• **Exercise**:
Read through the data and count the lines that contain the string "this"; give only the result.

• **Excerpted records**:
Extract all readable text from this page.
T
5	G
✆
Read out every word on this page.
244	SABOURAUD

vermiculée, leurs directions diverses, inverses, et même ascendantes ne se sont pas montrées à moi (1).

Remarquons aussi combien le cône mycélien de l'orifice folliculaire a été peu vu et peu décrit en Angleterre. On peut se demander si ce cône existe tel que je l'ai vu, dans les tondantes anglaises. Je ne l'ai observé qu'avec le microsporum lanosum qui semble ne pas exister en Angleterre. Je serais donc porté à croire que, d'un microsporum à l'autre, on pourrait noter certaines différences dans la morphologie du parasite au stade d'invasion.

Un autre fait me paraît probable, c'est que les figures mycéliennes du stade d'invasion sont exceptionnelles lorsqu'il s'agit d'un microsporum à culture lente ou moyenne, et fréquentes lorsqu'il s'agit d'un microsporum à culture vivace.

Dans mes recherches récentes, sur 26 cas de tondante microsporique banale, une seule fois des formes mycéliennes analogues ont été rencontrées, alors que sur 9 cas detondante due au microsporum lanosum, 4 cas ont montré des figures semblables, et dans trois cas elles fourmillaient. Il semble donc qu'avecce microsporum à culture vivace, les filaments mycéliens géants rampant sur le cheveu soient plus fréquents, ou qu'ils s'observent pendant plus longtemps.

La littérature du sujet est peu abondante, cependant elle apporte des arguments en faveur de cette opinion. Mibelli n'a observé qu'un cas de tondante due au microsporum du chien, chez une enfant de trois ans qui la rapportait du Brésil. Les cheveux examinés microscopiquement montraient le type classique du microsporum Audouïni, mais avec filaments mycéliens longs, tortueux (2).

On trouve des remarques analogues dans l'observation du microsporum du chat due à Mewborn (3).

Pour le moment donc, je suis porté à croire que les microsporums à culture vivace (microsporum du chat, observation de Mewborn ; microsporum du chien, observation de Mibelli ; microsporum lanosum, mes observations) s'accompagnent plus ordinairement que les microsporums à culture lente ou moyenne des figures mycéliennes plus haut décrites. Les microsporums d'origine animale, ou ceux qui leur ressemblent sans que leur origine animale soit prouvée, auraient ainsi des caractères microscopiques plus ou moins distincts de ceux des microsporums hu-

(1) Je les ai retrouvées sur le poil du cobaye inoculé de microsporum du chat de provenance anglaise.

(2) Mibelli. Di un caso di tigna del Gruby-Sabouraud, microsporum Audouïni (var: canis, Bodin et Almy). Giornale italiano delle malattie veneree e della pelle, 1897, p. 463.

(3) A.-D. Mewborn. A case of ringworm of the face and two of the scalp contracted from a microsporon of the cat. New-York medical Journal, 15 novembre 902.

• **Exercise answer**:
2